### What you need to do
Below are records to repeat exactly. Omit the pictures from the copy.

### Provided material
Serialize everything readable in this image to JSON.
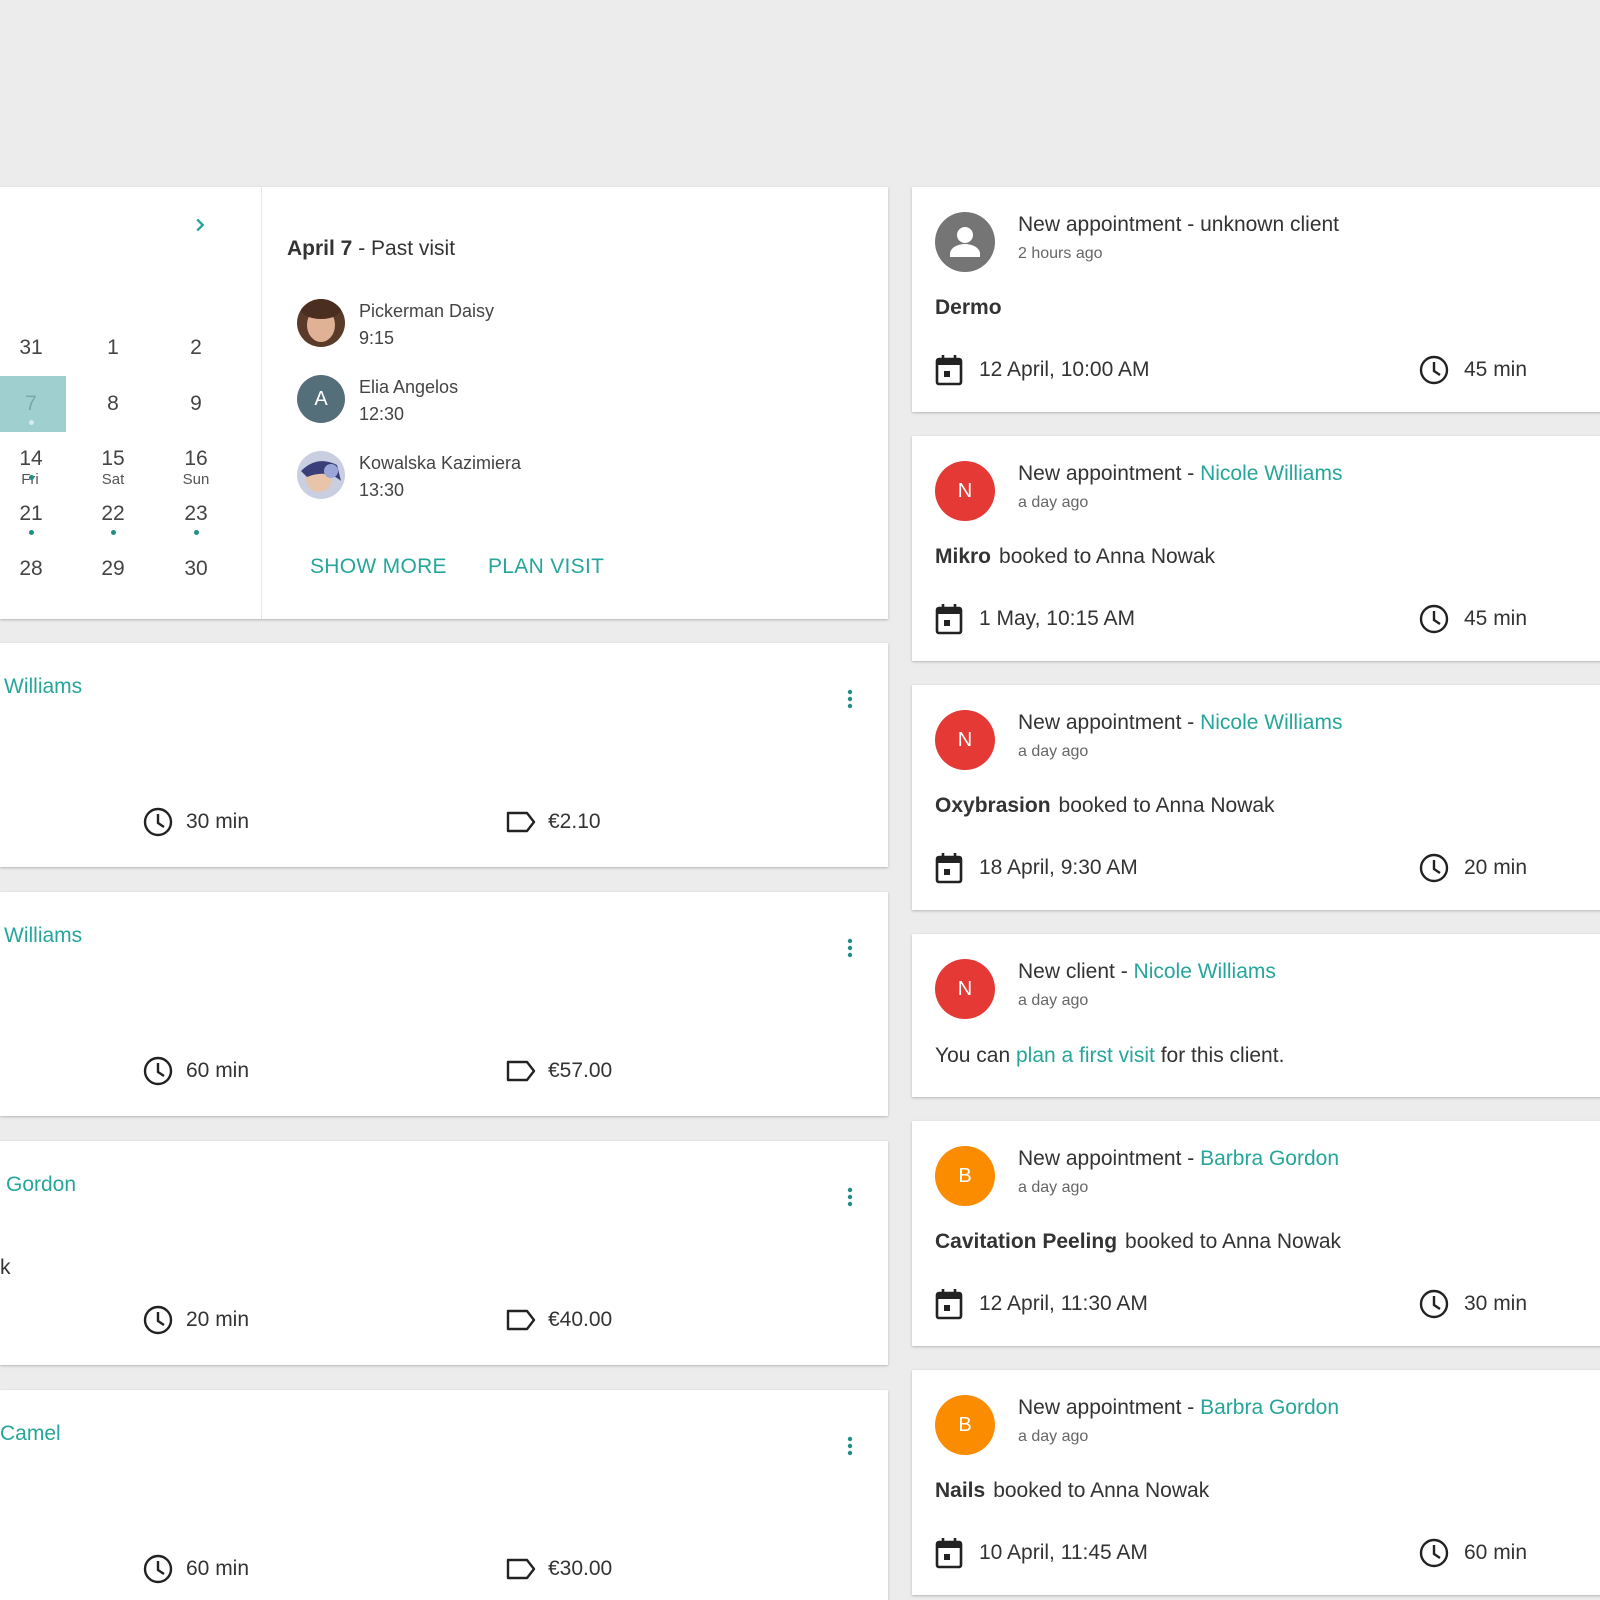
{
  "calendar": {
    "weekdays": [
      "Fri",
      "Sat",
      "Sun"
    ],
    "rows": [
      [
        "31",
        "1",
        "2"
      ],
      [
        "7",
        "8",
        "9"
      ],
      [
        "14",
        "15",
        "16"
      ],
      [
        "21",
        "22",
        "23"
      ],
      [
        "28",
        "29",
        "30"
      ]
    ],
    "selected_day": "7",
    "next_icon": "chevron-right-icon"
  },
  "past_visit": {
    "date": "April 7",
    "title_suffix": " - Past visit",
    "visits": [
      {
        "name": "Pickerman Daisy",
        "time": "9:15",
        "avatar": "photo"
      },
      {
        "name": "Elia Angelos",
        "time": "12:30",
        "avatar": "A"
      },
      {
        "name": "Kowalska Kazimiera",
        "time": "13:30",
        "avatar": "photo"
      }
    ],
    "show_more_label": "SHOW MORE",
    "plan_visit_label": "PLAN VISIT"
  },
  "appointments": [
    {
      "client": "Williams",
      "extra": "",
      "duration": "30 min",
      "price": "€2.10"
    },
    {
      "client": "Williams",
      "extra": "",
      "duration": "60 min",
      "price": "€57.00"
    },
    {
      "client": "Gordon",
      "extra": "k",
      "duration": "20 min",
      "price": "€40.00"
    },
    {
      "client": "Camel",
      "extra": "",
      "duration": "60 min",
      "price": "€30.00"
    }
  ],
  "notifications": [
    {
      "title": "New appointment - unknown client",
      "time": "2 hours ago",
      "avatar": "person-icon",
      "service": "Dermo",
      "booked": "",
      "date": "12 April, 10:00 AM",
      "duration": "45 min"
    },
    {
      "title": "New appointment - ",
      "client": "Nicole Williams",
      "time": "a day ago",
      "avatar": "N",
      "service": "Mikro",
      "booked": "booked to Anna Nowak",
      "date": "1 May, 10:15 AM",
      "duration": "45 min"
    },
    {
      "title": "New appointment - ",
      "client": "Nicole Williams",
      "time": "a day ago",
      "avatar": "N",
      "service": "Oxybrasion",
      "booked": "booked to Anna Nowak",
      "date": "18 April, 9:30 AM",
      "duration": "20 min"
    },
    {
      "title": "New client - ",
      "client": "Nicole Williams",
      "time": "a day ago",
      "avatar": "N",
      "body_prefix": "You can ",
      "body_link": "plan a first visit",
      "body_suffix": " for this client."
    },
    {
      "title": "New appointment - ",
      "client": "Barbra Gordon",
      "time": "a day ago",
      "avatar": "B",
      "service": "Cavitation Peeling",
      "booked": "booked to Anna Nowak",
      "date": "12 April, 11:30 AM",
      "duration": "30 min"
    },
    {
      "title": "New appointment - ",
      "client": "Barbra Gordon",
      "time": "a day ago",
      "avatar": "B",
      "service": "Nails",
      "booked": "booked to Anna Nowak",
      "date": "10 April, 11:45 AM",
      "duration": "60 min"
    }
  ],
  "colors": {
    "accent": "#26a69a",
    "avatar_red": "#e53935",
    "avatar_orange": "#fb8c00",
    "avatar_grey": "#757575",
    "avatar_slate": "#546e7a",
    "selected_day": "#9fd0cf"
  }
}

### Output below
Serialize everything readable in this image to JSON.
{
  "calendar": {
    "weekdays": [
      "Fri",
      "Sat",
      "Sun"
    ],
    "rows": [
      [
        "31",
        "1",
        "2"
      ],
      [
        "7",
        "8",
        "9"
      ],
      [
        "14",
        "15",
        "16"
      ],
      [
        "21",
        "22",
        "23"
      ],
      [
        "28",
        "29",
        "30"
      ]
    ],
    "selected_day": "7",
    "next_icon": "chevron-right-icon"
  },
  "past_visit": {
    "date": "April 7",
    "title_suffix": " - Past visit",
    "visits": [
      {
        "name": "Pickerman Daisy",
        "time": "9:15",
        "avatar": "photo"
      },
      {
        "name": "Elia Angelos",
        "time": "12:30",
        "avatar": "A"
      },
      {
        "name": "Kowalska Kazimiera",
        "time": "13:30",
        "avatar": "photo"
      }
    ],
    "show_more_label": "SHOW MORE",
    "plan_visit_label": "PLAN VISIT"
  },
  "appointments": [
    {
      "client": "Williams",
      "extra": "",
      "duration": "30 min",
      "price": "€2.10"
    },
    {
      "client": "Williams",
      "extra": "",
      "duration": "60 min",
      "price": "€57.00"
    },
    {
      "client": "Gordon",
      "extra": "k",
      "duration": "20 min",
      "price": "€40.00"
    },
    {
      "client": "Camel",
      "extra": "",
      "duration": "60 min",
      "price": "€30.00"
    }
  ],
  "notifications": [
    {
      "title": "New appointment - unknown client",
      "time": "2 hours ago",
      "avatar": "person-icon",
      "service": "Dermo",
      "booked": "",
      "date": "12 April, 10:00 AM",
      "duration": "45 min"
    },
    {
      "title": "New appointment - ",
      "client": "Nicole Williams",
      "time": "a day ago",
      "avatar": "N",
      "service": "Mikro",
      "booked": "booked to Anna Nowak",
      "date": "1 May, 10:15 AM",
      "duration": "45 min"
    },
    {
      "title": "New appointment - ",
      "client": "Nicole Williams",
      "time": "a day ago",
      "avatar": "N",
      "service": "Oxybrasion",
      "booked": "booked to Anna Nowak",
      "date": "18 April, 9:30 AM",
      "duration": "20 min"
    },
    {
      "title": "New client - ",
      "client": "Nicole Williams",
      "time": "a day ago",
      "avatar": "N",
      "body_prefix": "You can ",
      "body_link": "plan a first visit",
      "body_suffix": " for this client."
    },
    {
      "title": "New appointment - ",
      "client": "Barbra Gordon",
      "time": "a day ago",
      "avatar": "B",
      "service": "Cavitation Peeling",
      "booked": "booked to Anna Nowak",
      "date": "12 April, 11:30 AM",
      "duration": "30 min"
    },
    {
      "title": "New appointment - ",
      "client": "Barbra Gordon",
      "time": "a day ago",
      "avatar": "B",
      "service": "Nails",
      "booked": "booked to Anna Nowak",
      "date": "10 April, 11:45 AM",
      "duration": "60 min"
    }
  ],
  "colors": {
    "accent": "#26a69a",
    "avatar_red": "#e53935",
    "avatar_orange": "#fb8c00",
    "avatar_grey": "#757575",
    "avatar_slate": "#546e7a",
    "selected_day": "#9fd0cf"
  }
}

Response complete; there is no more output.